* ROWS *
****************

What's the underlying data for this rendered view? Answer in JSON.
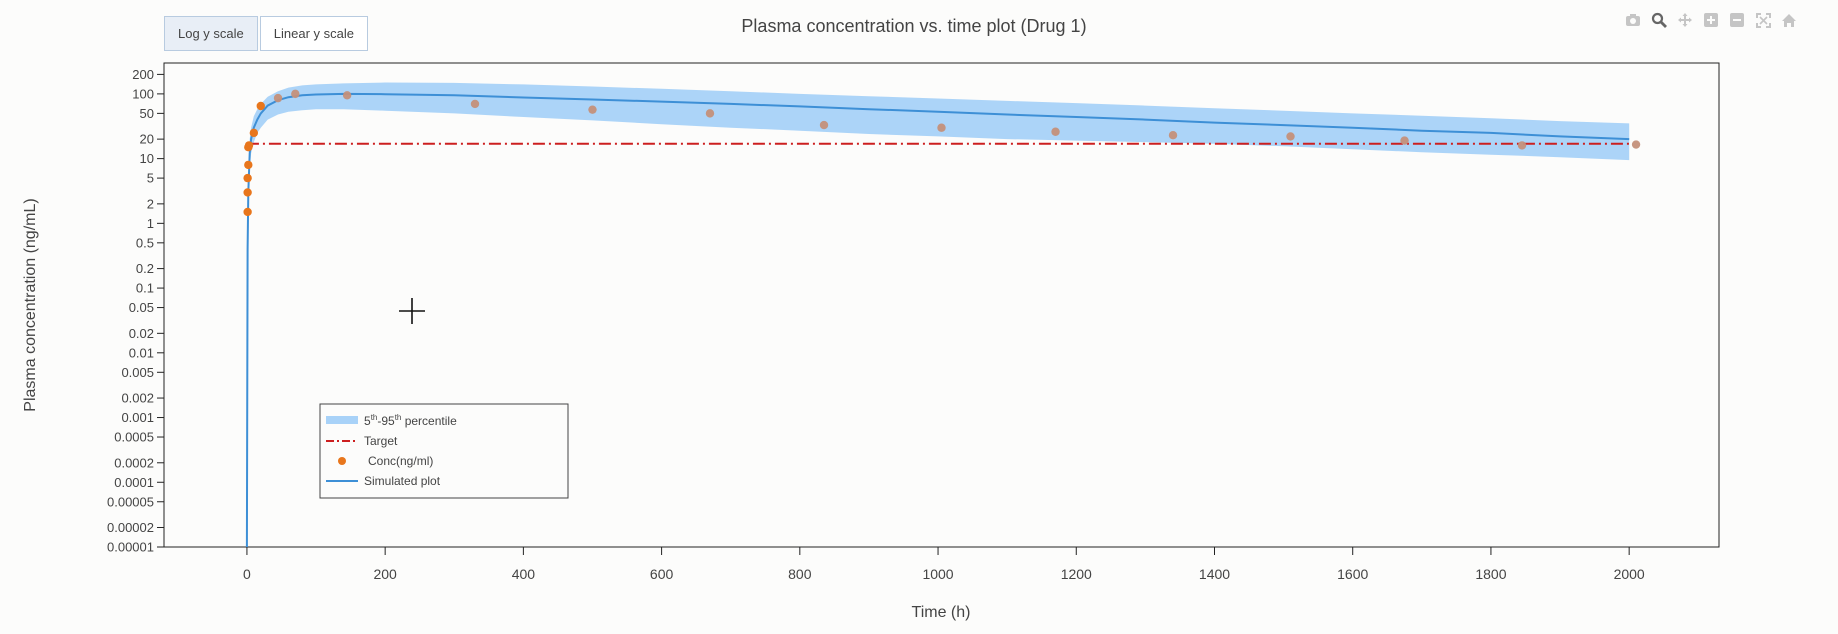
{
  "buttons": {
    "log_label": "Log y scale",
    "linear_label": "Linear y scale",
    "active": "log"
  },
  "modebar": [
    "camera-icon",
    "zoom-icon",
    "pan-icon",
    "zoom-in-icon",
    "zoom-out-icon",
    "autoscale-icon",
    "reset-axes-icon"
  ],
  "colors": {
    "band": "#a8d2f8",
    "line": "#3d8fd6",
    "target": "#cc1f1f",
    "points": "#e8761c",
    "frame": "#222222"
  },
  "chart_data": {
    "type": "line",
    "title": "Plasma concentration vs. time plot (Drug 1)",
    "xlabel": "Time (h)",
    "ylabel": "Plasma concentration (ng/mL)",
    "yscale": "log",
    "xlim": [
      -120,
      2130
    ],
    "ylim": [
      1e-05,
      300
    ],
    "x_ticks": [
      0,
      200,
      400,
      600,
      800,
      1000,
      1200,
      1400,
      1600,
      1800,
      2000
    ],
    "y_ticks": [
      200,
      100,
      50,
      20,
      10,
      5,
      2,
      1,
      0.5,
      0.2,
      0.1,
      0.05,
      0.02,
      0.01,
      0.005,
      0.002,
      0.001,
      0.0005,
      0.0002,
      0.0001,
      5e-05,
      2e-05,
      1e-05
    ],
    "y_tick_labels": [
      "200",
      "100",
      "50",
      "20",
      "10",
      "5",
      "2",
      "1",
      "0.5",
      "0.2",
      "0.1",
      "0.05",
      "0.02",
      "0.01",
      "0.005",
      "0.002",
      "0.001",
      "0.0005",
      "0.0002",
      "0.0001",
      "0.00005",
      "0.00002",
      "0.00001"
    ],
    "legend": {
      "position": "lower-left",
      "band_label_parts": [
        "5",
        "th",
        "-95",
        "th",
        " percentile"
      ],
      "target_label": "Target",
      "points_label": "Conc(ng/ml)",
      "line_label": "Simulated plot"
    },
    "target": {
      "name": "Target",
      "y": 17
    },
    "simulated": {
      "name": "Simulated plot",
      "x": [
        0,
        1,
        2,
        4,
        6,
        10,
        15,
        20,
        30,
        45,
        60,
        80,
        100,
        140,
        200,
        300,
        400,
        500,
        600,
        700,
        800,
        900,
        1000,
        1100,
        1200,
        1300,
        1400,
        1500,
        1600,
        1700,
        1800,
        1900,
        2000
      ],
      "y": [
        1e-05,
        0.4,
        3,
        12,
        20,
        30,
        40,
        50,
        66,
        80,
        89,
        95,
        98,
        100,
        99,
        95,
        88,
        82,
        76,
        70,
        64,
        58,
        53,
        48,
        44,
        40,
        36,
        33,
        30,
        27,
        25,
        22,
        20
      ]
    },
    "band": {
      "name": "5th-95th percentile",
      "x": [
        2,
        4,
        6,
        10,
        15,
        20,
        30,
        45,
        60,
        80,
        100,
        140,
        200,
        300,
        400,
        500,
        600,
        700,
        800,
        900,
        1000,
        1100,
        1200,
        1300,
        1400,
        1500,
        1600,
        1700,
        1800,
        1900,
        2000
      ],
      "upper": [
        5,
        20,
        30,
        45,
        58,
        70,
        90,
        110,
        125,
        135,
        140,
        145,
        150,
        148,
        140,
        130,
        120,
        110,
        100,
        92,
        85,
        78,
        72,
        66,
        60,
        55,
        50,
        46,
        42,
        38,
        35
      ],
      "lower": [
        1.5,
        7,
        12,
        18,
        25,
        30,
        40,
        48,
        53,
        56,
        58,
        58,
        55,
        50,
        44,
        39,
        34,
        30,
        27,
        24,
        22,
        20,
        19,
        18,
        17,
        15.5,
        14,
        12.5,
        11.5,
        10.5,
        9.5
      ]
    },
    "points": {
      "name": "Conc(ng/ml)",
      "x": [
        1,
        1,
        1,
        2,
        2,
        3,
        10,
        20,
        45,
        70,
        145,
        330,
        500,
        670,
        835,
        1005,
        1170,
        1340,
        1510,
        1675,
        1845,
        2010
      ],
      "y": [
        1.5,
        3,
        5,
        8,
        15,
        16,
        25,
        65,
        86,
        100,
        95,
        70,
        57,
        50,
        33,
        30,
        26,
        23,
        22,
        19,
        16,
        16.5
      ]
    }
  }
}
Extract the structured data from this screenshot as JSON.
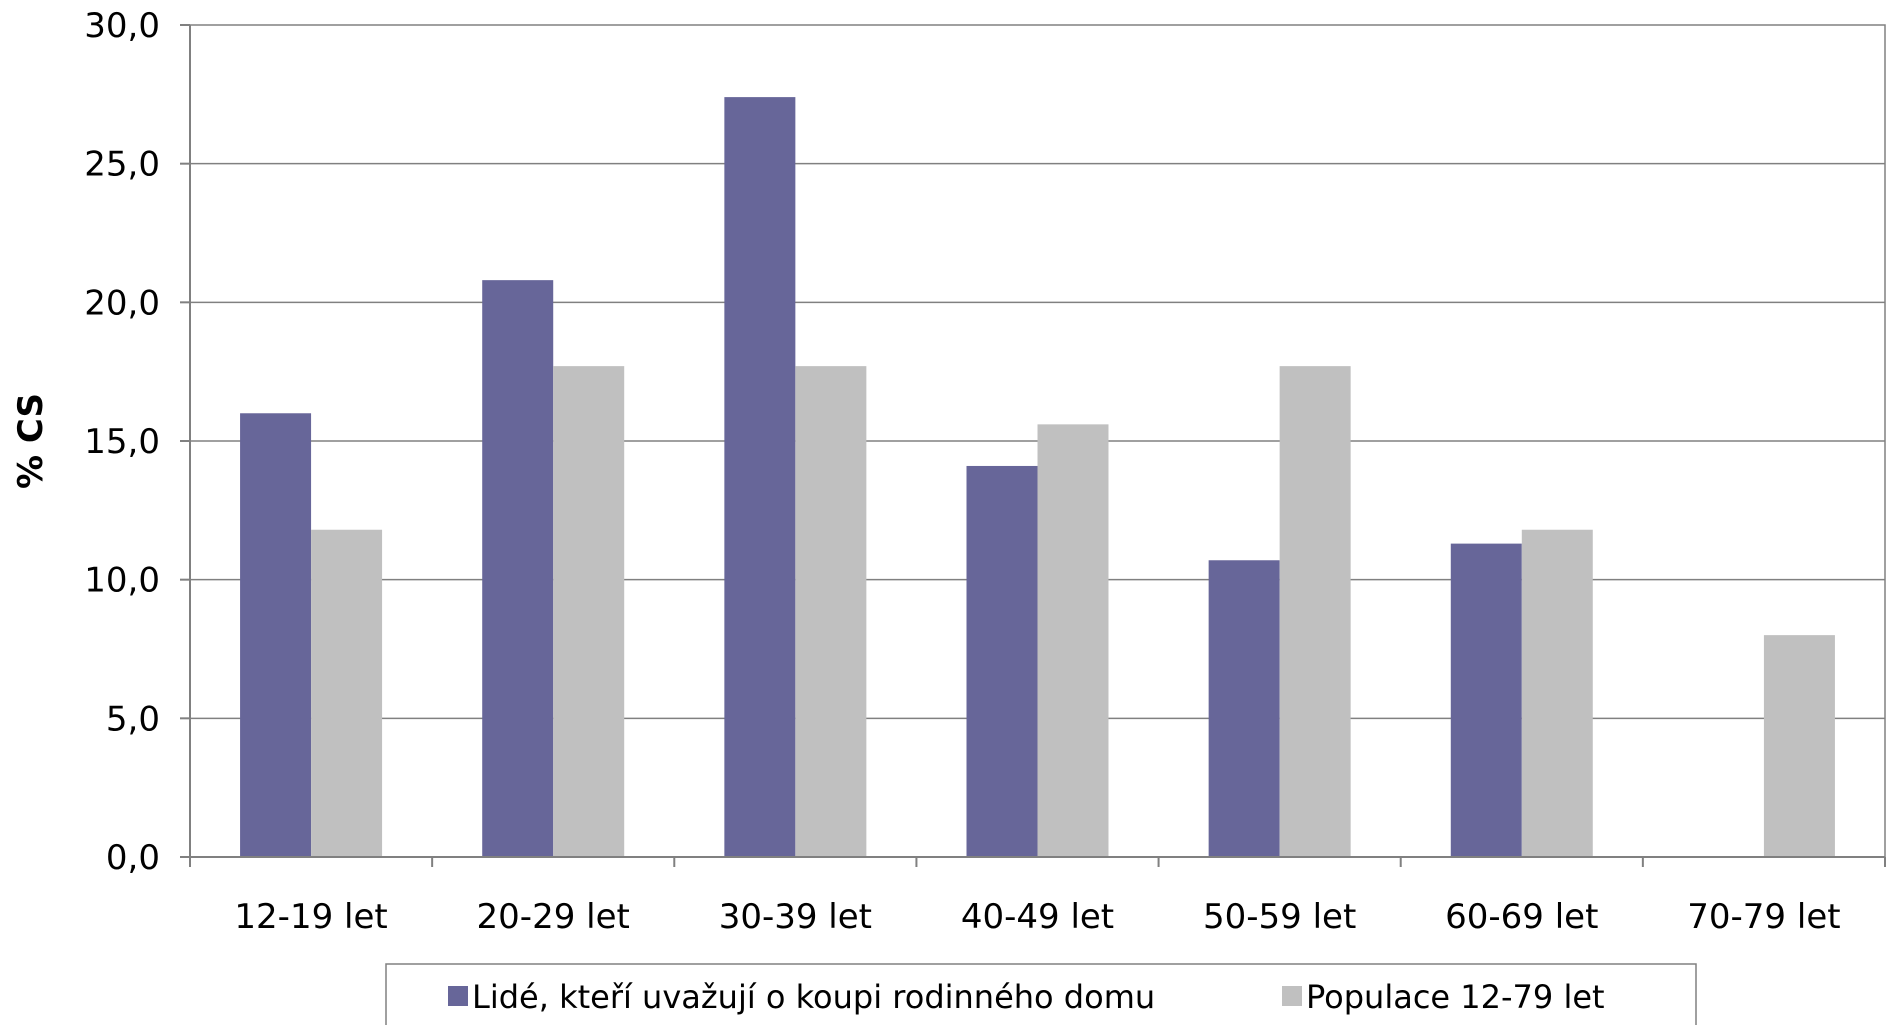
{
  "chart_data": {
    "type": "bar",
    "title": "",
    "xlabel": "",
    "ylabel": "% CS",
    "ylim": [
      0,
      30
    ],
    "ytick_step": 5,
    "ytick_labels": [
      "0,0",
      "5,0",
      "10,0",
      "15,0",
      "20,0",
      "25,0",
      "30,0"
    ],
    "grid": "horizontal",
    "legend_position": "bottom",
    "categories": [
      "12-19 let",
      "20-29 let",
      "30-39 let",
      "40-49 let",
      "50-59 let",
      "60-69 let",
      "70-79 let"
    ],
    "series": [
      {
        "name": "Lidé, kteří uvažují o koupi rodinného domu",
        "color": "#676699",
        "values": [
          16.0,
          20.8,
          27.4,
          14.1,
          10.7,
          11.3,
          0
        ]
      },
      {
        "name": "Populace 12-79 let",
        "color": "#c0c0c0",
        "values": [
          11.8,
          17.7,
          17.7,
          15.6,
          17.7,
          11.8,
          8.0
        ]
      }
    ]
  }
}
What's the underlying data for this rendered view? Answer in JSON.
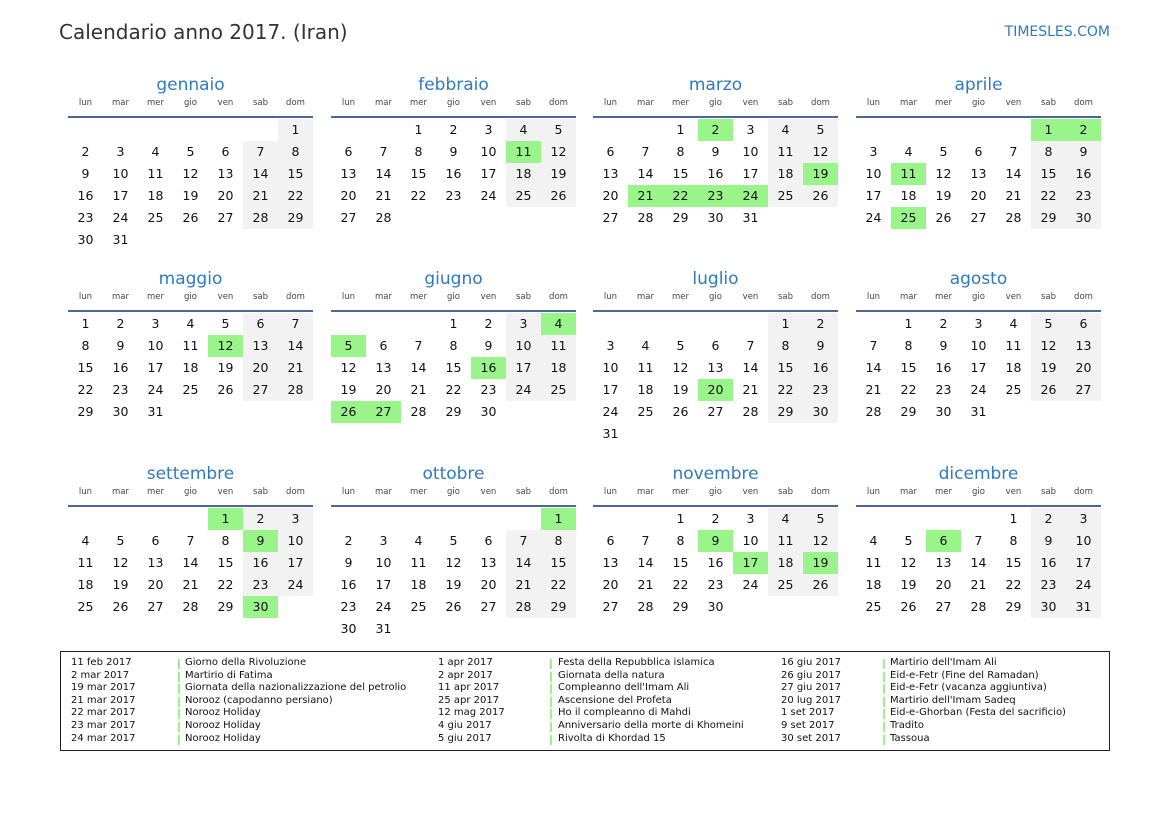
{
  "header": {
    "title": "Calendario anno 2017. (Iran)",
    "brand": "TIMESLES.COM"
  },
  "colors": {
    "accent": "#2e7ac0",
    "holiday": "#99f58a",
    "weekend": "#f2f2f2",
    "rule": "#4a6896"
  },
  "weekdays": [
    "lun",
    "mar",
    "mer",
    "gio",
    "ven",
    "sab",
    "dom"
  ],
  "months": [
    {
      "name": "gennaio",
      "weeks": [
        [
          0,
          0,
          0,
          0,
          0,
          0,
          1
        ],
        [
          2,
          3,
          4,
          5,
          6,
          7,
          8
        ],
        [
          9,
          10,
          11,
          12,
          13,
          14,
          15
        ],
        [
          16,
          17,
          18,
          19,
          20,
          21,
          22
        ],
        [
          23,
          24,
          25,
          26,
          27,
          28,
          29
        ],
        [
          30,
          31
        ]
      ],
      "holidays": []
    },
    {
      "name": "febbraio",
      "weeks": [
        [
          0,
          0,
          1,
          2,
          3,
          4,
          5
        ],
        [
          6,
          7,
          8,
          9,
          10,
          11,
          12
        ],
        [
          13,
          14,
          15,
          16,
          17,
          18,
          19
        ],
        [
          20,
          21,
          22,
          23,
          24,
          25,
          26
        ],
        [
          27,
          28
        ]
      ],
      "holidays": [
        11
      ]
    },
    {
      "name": "marzo",
      "weeks": [
        [
          0,
          0,
          1,
          2,
          3,
          4,
          5
        ],
        [
          6,
          7,
          8,
          9,
          10,
          11,
          12
        ],
        [
          13,
          14,
          15,
          16,
          17,
          18,
          19
        ],
        [
          20,
          21,
          22,
          23,
          24,
          25,
          26
        ],
        [
          27,
          28,
          29,
          30,
          31
        ]
      ],
      "holidays": [
        2,
        19,
        21,
        22,
        23,
        24
      ]
    },
    {
      "name": "aprile",
      "weeks": [
        [
          0,
          0,
          0,
          0,
          0,
          1,
          2
        ],
        [
          3,
          4,
          5,
          6,
          7,
          8,
          9
        ],
        [
          10,
          11,
          12,
          13,
          14,
          15,
          16
        ],
        [
          17,
          18,
          19,
          20,
          21,
          22,
          23
        ],
        [
          24,
          25,
          26,
          27,
          28,
          29,
          30
        ]
      ],
      "holidays": [
        1,
        2,
        11,
        25
      ]
    },
    {
      "name": "maggio",
      "weeks": [
        [
          1,
          2,
          3,
          4,
          5,
          6,
          7
        ],
        [
          8,
          9,
          10,
          11,
          12,
          13,
          14
        ],
        [
          15,
          16,
          17,
          18,
          19,
          20,
          21
        ],
        [
          22,
          23,
          24,
          25,
          26,
          27,
          28
        ],
        [
          29,
          30,
          31
        ]
      ],
      "holidays": [
        12
      ]
    },
    {
      "name": "giugno",
      "weeks": [
        [
          0,
          0,
          0,
          1,
          2,
          3,
          4
        ],
        [
          5,
          6,
          7,
          8,
          9,
          10,
          11
        ],
        [
          12,
          13,
          14,
          15,
          16,
          17,
          18
        ],
        [
          19,
          20,
          21,
          22,
          23,
          24,
          25
        ],
        [
          26,
          27,
          28,
          29,
          30
        ]
      ],
      "holidays": [
        4,
        5,
        16,
        26,
        27
      ]
    },
    {
      "name": "luglio",
      "weeks": [
        [
          0,
          0,
          0,
          0,
          0,
          1,
          2
        ],
        [
          3,
          4,
          5,
          6,
          7,
          8,
          9
        ],
        [
          10,
          11,
          12,
          13,
          14,
          15,
          16
        ],
        [
          17,
          18,
          19,
          20,
          21,
          22,
          23
        ],
        [
          24,
          25,
          26,
          27,
          28,
          29,
          30
        ],
        [
          31
        ]
      ],
      "holidays": [
        20
      ]
    },
    {
      "name": "agosto",
      "weeks": [
        [
          0,
          1,
          2,
          3,
          4,
          5,
          6
        ],
        [
          7,
          8,
          9,
          10,
          11,
          12,
          13
        ],
        [
          14,
          15,
          16,
          17,
          18,
          19,
          20
        ],
        [
          21,
          22,
          23,
          24,
          25,
          26,
          27
        ],
        [
          28,
          29,
          30,
          31
        ]
      ],
      "holidays": []
    },
    {
      "name": "settembre",
      "weeks": [
        [
          0,
          0,
          0,
          0,
          1,
          2,
          3
        ],
        [
          4,
          5,
          6,
          7,
          8,
          9,
          10
        ],
        [
          11,
          12,
          13,
          14,
          15,
          16,
          17
        ],
        [
          18,
          19,
          20,
          21,
          22,
          23,
          24
        ],
        [
          25,
          26,
          27,
          28,
          29,
          30
        ]
      ],
      "holidays": [
        1,
        9,
        30
      ]
    },
    {
      "name": "ottobre",
      "weeks": [
        [
          0,
          0,
          0,
          0,
          0,
          0,
          1
        ],
        [
          2,
          3,
          4,
          5,
          6,
          7,
          8
        ],
        [
          9,
          10,
          11,
          12,
          13,
          14,
          15
        ],
        [
          16,
          17,
          18,
          19,
          20,
          21,
          22
        ],
        [
          23,
          24,
          25,
          26,
          27,
          28,
          29
        ],
        [
          30,
          31
        ]
      ],
      "holidays": [
        1
      ]
    },
    {
      "name": "novembre",
      "weeks": [
        [
          0,
          0,
          1,
          2,
          3,
          4,
          5
        ],
        [
          6,
          7,
          8,
          9,
          10,
          11,
          12
        ],
        [
          13,
          14,
          15,
          16,
          17,
          18,
          19
        ],
        [
          20,
          21,
          22,
          23,
          24,
          25,
          26
        ],
        [
          27,
          28,
          29,
          30
        ]
      ],
      "holidays": [
        9,
        17,
        19
      ]
    },
    {
      "name": "dicembre",
      "weeks": [
        [
          0,
          0,
          0,
          0,
          1,
          2,
          3
        ],
        [
          4,
          5,
          6,
          7,
          8,
          9,
          10
        ],
        [
          11,
          12,
          13,
          14,
          15,
          16,
          17
        ],
        [
          18,
          19,
          20,
          21,
          22,
          23,
          24
        ],
        [
          25,
          26,
          27,
          28,
          29,
          30,
          31
        ]
      ],
      "holidays": [
        6
      ]
    }
  ],
  "holiday_list": [
    {
      "date": "11 feb 2017",
      "name": "Giorno della Rivoluzione"
    },
    {
      "date": "2 mar 2017",
      "name": "Martirio di Fatima"
    },
    {
      "date": "19 mar 2017",
      "name": "Giornata della nazionalizzazione del petrolio"
    },
    {
      "date": "21 mar 2017",
      "name": "Norooz (capodanno persiano)"
    },
    {
      "date": "22 mar 2017",
      "name": "Norooz Holiday"
    },
    {
      "date": "23 mar 2017",
      "name": "Norooz Holiday"
    },
    {
      "date": "24 mar 2017",
      "name": "Norooz Holiday"
    },
    {
      "date": "1 apr 2017",
      "name": "Festa della Repubblica islamica"
    },
    {
      "date": "2 apr 2017",
      "name": "Giornata della natura"
    },
    {
      "date": "11 apr 2017",
      "name": "Compleanno dell'Imam Ali"
    },
    {
      "date": "25 apr 2017",
      "name": "Ascensione del Profeta"
    },
    {
      "date": "12 mag 2017",
      "name": "Ho il compleanno di Mahdi"
    },
    {
      "date": "4 giu 2017",
      "name": "Anniversario della morte di Khomeini"
    },
    {
      "date": "5 giu 2017",
      "name": "Rivolta di Khordad 15"
    },
    {
      "date": "16 giu 2017",
      "name": "Martirio dell'Imam Ali"
    },
    {
      "date": "26 giu 2017",
      "name": "Eid-e-Fetr (Fine del Ramadan)"
    },
    {
      "date": "27 giu 2017",
      "name": "Eid-e-Fetr (vacanza aggiuntiva)"
    },
    {
      "date": "20 lug 2017",
      "name": "Martirio dell'Imam Sadeq"
    },
    {
      "date": "1 set 2017",
      "name": "Eid-e-Ghorban (Festa del sacrificio)"
    },
    {
      "date": "9 set 2017",
      "name": "Tradito"
    },
    {
      "date": "30 set 2017",
      "name": "Tassoua"
    }
  ]
}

****************

* WHAT YOU HAVE TO DO *
Which lines in the records above contain the string "Fetr"? Copy each one.

* RESULT BELOW *
      "name": "Eid-e-Fetr (Fine del Ramadan)"
      "name": "Eid-e-Fetr (vacanza aggiuntiva)"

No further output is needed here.